# DATA PROVIDED
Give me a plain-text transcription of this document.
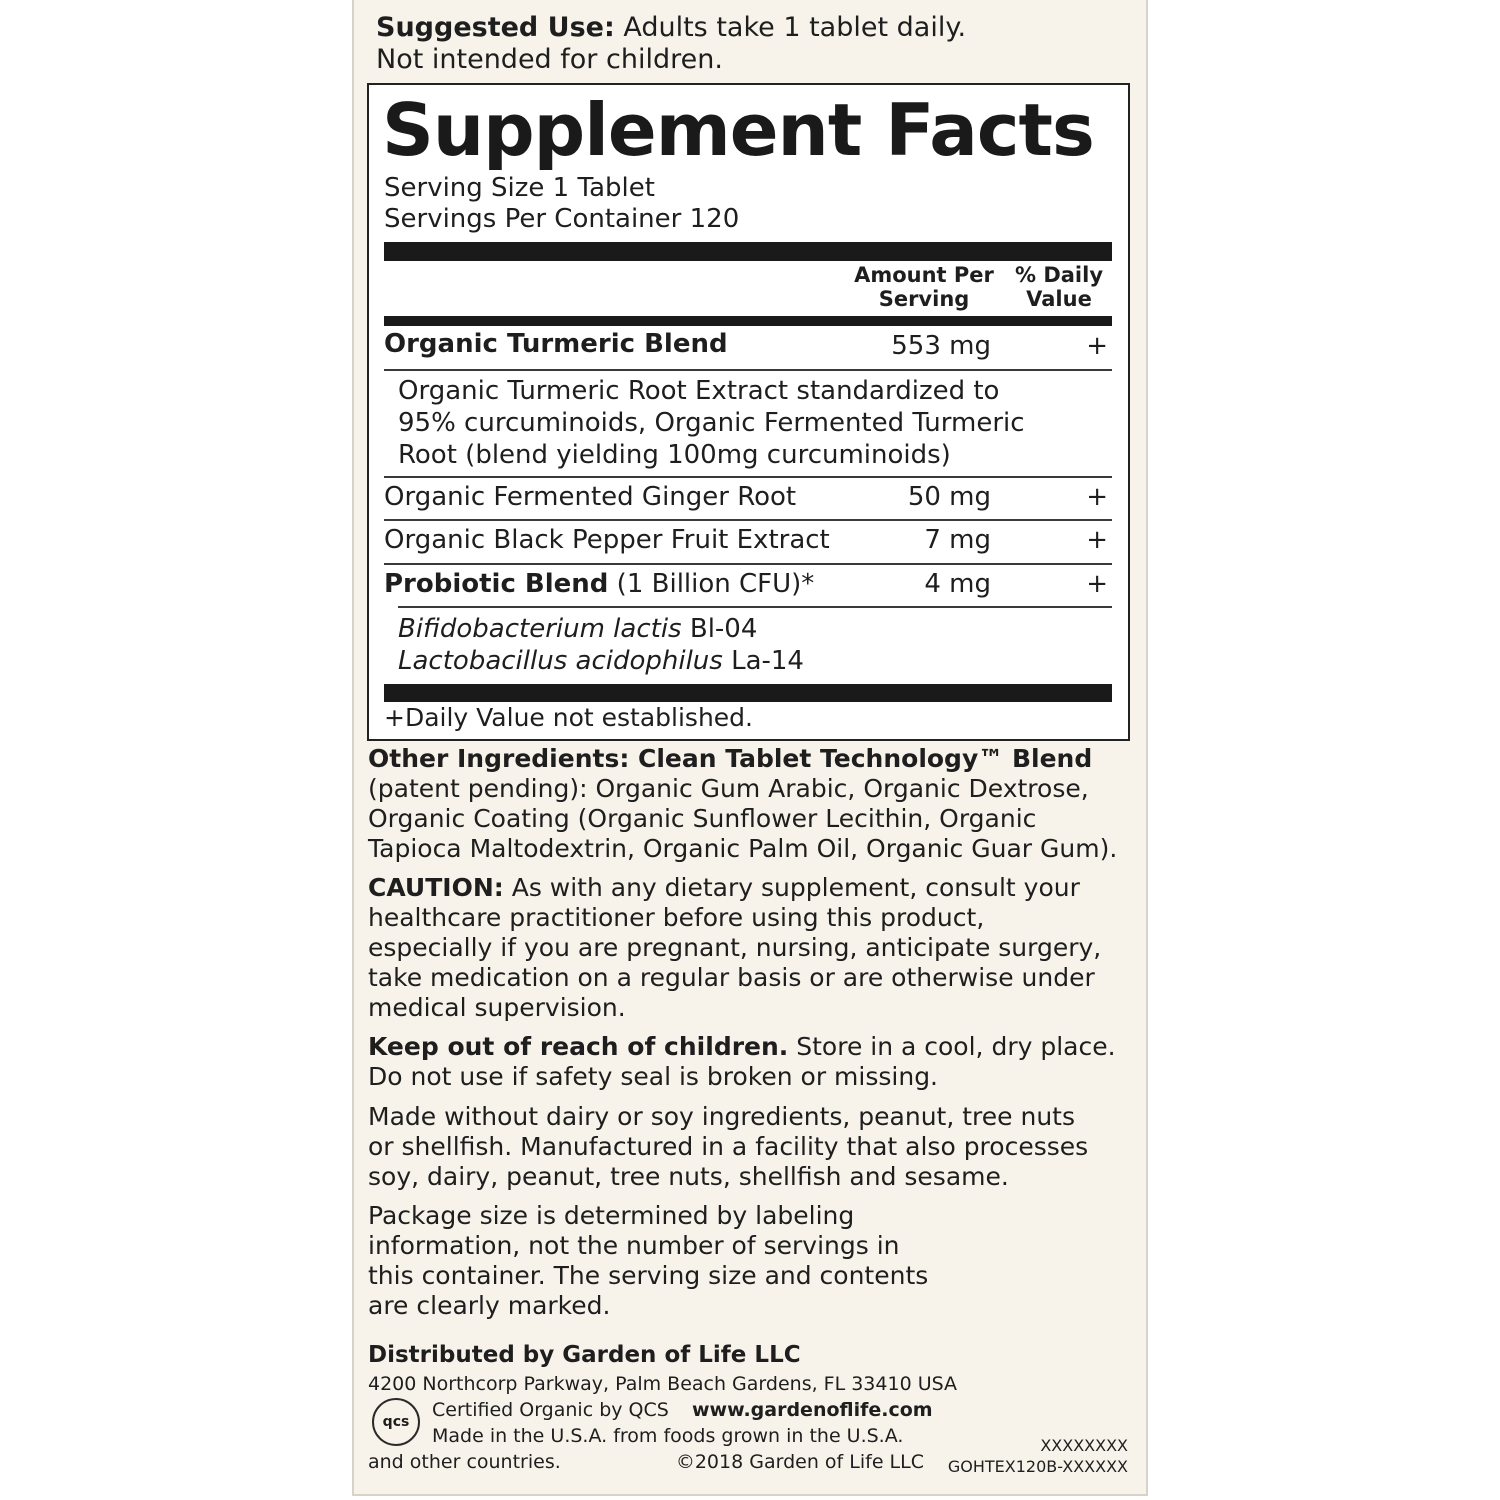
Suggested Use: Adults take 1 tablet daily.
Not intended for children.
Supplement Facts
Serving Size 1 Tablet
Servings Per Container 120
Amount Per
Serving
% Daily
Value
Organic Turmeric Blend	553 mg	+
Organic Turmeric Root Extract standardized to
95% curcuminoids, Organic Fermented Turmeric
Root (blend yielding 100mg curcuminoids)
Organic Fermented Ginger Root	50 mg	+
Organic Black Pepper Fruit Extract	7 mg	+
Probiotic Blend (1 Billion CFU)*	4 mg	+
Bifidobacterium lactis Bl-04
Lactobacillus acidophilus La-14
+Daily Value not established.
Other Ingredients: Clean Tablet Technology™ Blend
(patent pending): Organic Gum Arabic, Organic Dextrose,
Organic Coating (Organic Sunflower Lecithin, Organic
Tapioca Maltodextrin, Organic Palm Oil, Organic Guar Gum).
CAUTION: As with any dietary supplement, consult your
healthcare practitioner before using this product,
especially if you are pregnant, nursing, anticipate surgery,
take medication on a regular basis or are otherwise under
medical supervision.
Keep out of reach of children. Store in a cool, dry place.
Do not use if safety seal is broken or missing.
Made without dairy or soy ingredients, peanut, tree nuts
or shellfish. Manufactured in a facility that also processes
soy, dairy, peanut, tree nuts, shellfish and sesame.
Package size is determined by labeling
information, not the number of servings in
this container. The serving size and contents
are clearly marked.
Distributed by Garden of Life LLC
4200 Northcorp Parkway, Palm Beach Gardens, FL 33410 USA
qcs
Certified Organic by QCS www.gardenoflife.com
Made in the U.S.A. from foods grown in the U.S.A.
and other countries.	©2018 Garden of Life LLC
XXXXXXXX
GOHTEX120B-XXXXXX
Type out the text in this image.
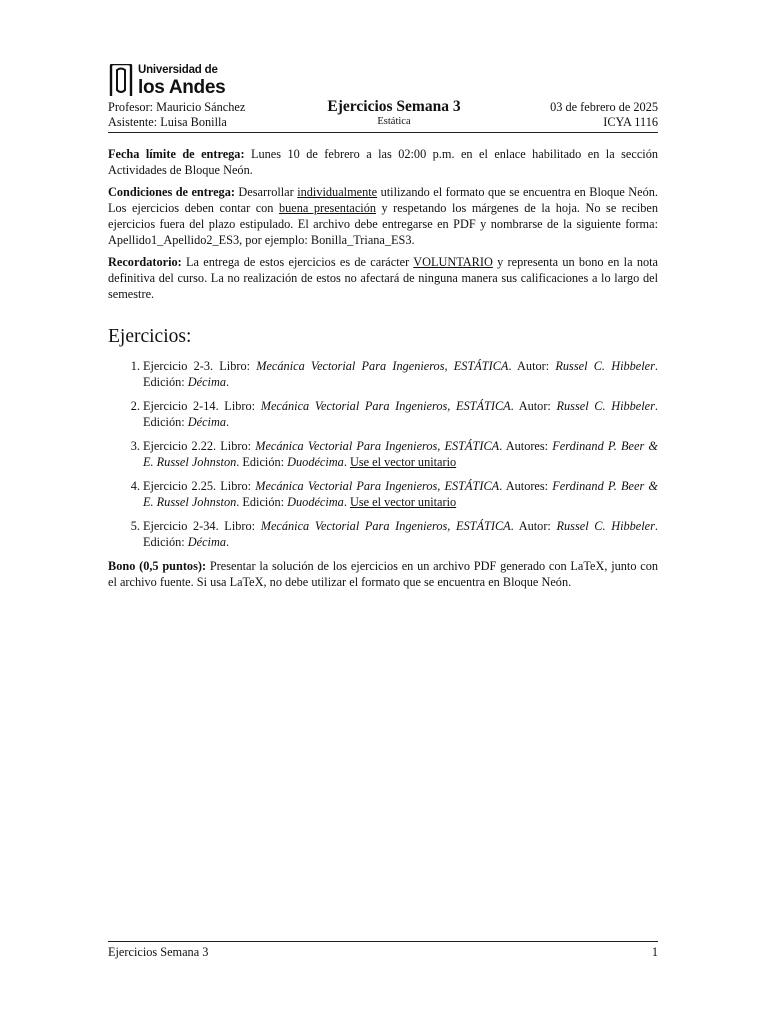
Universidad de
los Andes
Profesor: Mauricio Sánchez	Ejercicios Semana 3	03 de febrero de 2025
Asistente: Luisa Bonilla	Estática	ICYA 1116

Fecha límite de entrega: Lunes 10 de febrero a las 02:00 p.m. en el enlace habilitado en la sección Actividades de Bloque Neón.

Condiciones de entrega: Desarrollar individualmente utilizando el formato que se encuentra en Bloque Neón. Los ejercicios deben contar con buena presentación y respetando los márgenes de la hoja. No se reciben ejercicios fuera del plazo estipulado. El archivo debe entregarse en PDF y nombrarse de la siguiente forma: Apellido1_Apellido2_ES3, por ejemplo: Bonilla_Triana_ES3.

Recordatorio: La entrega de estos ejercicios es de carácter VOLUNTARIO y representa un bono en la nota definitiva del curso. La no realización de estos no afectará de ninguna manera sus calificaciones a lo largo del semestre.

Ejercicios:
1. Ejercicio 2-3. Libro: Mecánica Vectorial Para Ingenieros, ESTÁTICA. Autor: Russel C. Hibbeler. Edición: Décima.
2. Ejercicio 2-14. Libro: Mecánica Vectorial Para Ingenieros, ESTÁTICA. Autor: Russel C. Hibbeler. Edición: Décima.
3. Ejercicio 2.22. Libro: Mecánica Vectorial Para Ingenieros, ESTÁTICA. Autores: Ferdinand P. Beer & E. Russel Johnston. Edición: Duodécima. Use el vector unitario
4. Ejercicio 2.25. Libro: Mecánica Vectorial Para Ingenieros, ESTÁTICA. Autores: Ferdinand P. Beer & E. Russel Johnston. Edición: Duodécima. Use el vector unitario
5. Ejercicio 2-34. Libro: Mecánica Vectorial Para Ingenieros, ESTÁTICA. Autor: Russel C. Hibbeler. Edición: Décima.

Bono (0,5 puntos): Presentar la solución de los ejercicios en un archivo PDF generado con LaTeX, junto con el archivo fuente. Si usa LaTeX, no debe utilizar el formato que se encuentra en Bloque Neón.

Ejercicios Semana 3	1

# PROBLEM TO SOLVE
With "Root" as the string to match, show every line of the entries above that has it.

# RESULT OF THIS TASK
Organic Turmeric Root Extract standardized to
Root (blend yielding 100mg curcuminoids)
Organic Fermented Ginger Root	50 mg	+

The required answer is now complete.